**Objective**
Render the following material again verbatim, leaving nothing out.
>>>>>
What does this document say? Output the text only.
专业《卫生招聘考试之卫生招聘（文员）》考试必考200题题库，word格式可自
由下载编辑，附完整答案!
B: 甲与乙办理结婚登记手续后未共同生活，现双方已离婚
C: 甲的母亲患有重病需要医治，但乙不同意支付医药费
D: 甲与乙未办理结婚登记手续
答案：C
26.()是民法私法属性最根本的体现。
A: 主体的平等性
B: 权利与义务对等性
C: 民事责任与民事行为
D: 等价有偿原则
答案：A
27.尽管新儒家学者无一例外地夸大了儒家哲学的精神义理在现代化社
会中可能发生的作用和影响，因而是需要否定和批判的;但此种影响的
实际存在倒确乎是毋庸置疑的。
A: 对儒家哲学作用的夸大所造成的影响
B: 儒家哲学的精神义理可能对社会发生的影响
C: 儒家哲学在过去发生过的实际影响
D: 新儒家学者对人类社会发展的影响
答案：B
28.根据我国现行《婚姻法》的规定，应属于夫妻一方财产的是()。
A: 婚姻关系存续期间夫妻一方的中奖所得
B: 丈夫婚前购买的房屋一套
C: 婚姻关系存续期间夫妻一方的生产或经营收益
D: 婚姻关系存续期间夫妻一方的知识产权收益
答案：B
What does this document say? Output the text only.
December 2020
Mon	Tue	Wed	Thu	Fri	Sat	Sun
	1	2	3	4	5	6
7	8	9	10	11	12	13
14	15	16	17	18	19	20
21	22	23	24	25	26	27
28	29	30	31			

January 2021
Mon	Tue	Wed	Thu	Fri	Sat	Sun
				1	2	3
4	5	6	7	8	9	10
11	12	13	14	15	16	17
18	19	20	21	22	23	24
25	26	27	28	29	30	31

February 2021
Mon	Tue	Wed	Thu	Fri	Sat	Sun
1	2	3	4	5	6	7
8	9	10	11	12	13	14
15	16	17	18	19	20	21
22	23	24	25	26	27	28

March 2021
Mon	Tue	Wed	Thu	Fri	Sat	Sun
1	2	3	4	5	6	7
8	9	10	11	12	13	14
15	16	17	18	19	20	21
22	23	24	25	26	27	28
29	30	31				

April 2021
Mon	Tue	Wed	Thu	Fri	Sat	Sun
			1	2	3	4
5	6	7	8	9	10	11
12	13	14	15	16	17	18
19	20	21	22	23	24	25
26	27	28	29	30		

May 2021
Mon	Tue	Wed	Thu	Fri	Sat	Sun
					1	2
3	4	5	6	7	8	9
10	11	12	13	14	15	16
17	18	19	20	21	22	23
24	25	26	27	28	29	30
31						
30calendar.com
<<<<<
**Written solution**
What does this document say? Output the text only.
专业《卫生招聘考试之卫生招聘（文员）》考试必考200题题库，word格式可自
由下载编辑，附完整答案!
B: 甲与乙办理结婚登记手续后未共同生活，现双方已离婚
C: 甲的母亲患有重病需要医治，但乙不同意支付医药费
D: 甲与乙未办理结婚登记手续
答案：C
26.()是民法私法属性最根本的体现。
A: 主体的平等性
B: 权利与义务对等性
C: 民事责任与民事行为
D: 等价有偿原则
答案：A
27.尽管新儒家学者无一例外地夸大了儒家哲学的精神义理在现代化社
会中可能发生的作用和影响，因而是需要否定和批判的;但此种影响的
实际存在倒确乎是毋庸置疑的。
A: 对儒家哲学作用的夸大所造成的影响
B: 儒家哲学的精神义理可能对社会发生的影响
C: 儒家哲学在过去发生过的实际影响
D: 新儒家学者对人类社会发展的影响
答案：B
28.根据我国现行《婚姻法》的规定，应属于夫妻一方财产的是()。
A: 婚姻关系存续期间夫妻一方的中奖所得
B: 丈夫婚前购买的房屋一套
C: 婚姻关系存续期间夫妻一方的生产或经营收益
D: 婚姻关系存续期间夫妻一方的知识产权收益
答案：B
What does this document say? Output the text only.
December 2020
Mon	Tue	Wed	Thu	Fri	Sat	Sun
	1	2	3	4	5	6
7	8	9	10	11	12	13
14	15	16	17	18	19	20
21	22	23	24	25	26	27
28	29	30	31			

January 2021
Mon	Tue	Wed	Thu	Fri	Sat	Sun
				1	2	3
4	5	6	7	8	9	10
11	12	13	14	15	16	17
18	19	20	21	22	23	24
25	26	27	28	29	30	31

February 2021
Mon	Tue	Wed	Thu	Fri	Sat	Sun
1	2	3	4	5	6	7
8	9	10	11	12	13	14
15	16	17	18	19	20	21
22	23	24	25	26	27	28

March 2021
Mon	Tue	Wed	Thu	Fri	Sat	Sun
1	2	3	4	5	6	7
8	9	10	11	12	13	14
15	16	17	18	19	20	21
22	23	24	25	26	27	28
29	30	31				

April 2021
Mon	Tue	Wed	Thu	Fri	Sat	Sun
			1	2	3	4
5	6	7	8	9	10	11
12	13	14	15	16	17	18
19	20	21	22	23	24	25
26	27	28	29	30		

May 2021
Mon	Tue	Wed	Thu	Fri	Sat	Sun
					1	2
3	4	5	6	7	8	9
10	11	12	13	14	15	16
17	18	19	20	21	22	23
24	25	26	27	28	29	30
31						
30calendar.com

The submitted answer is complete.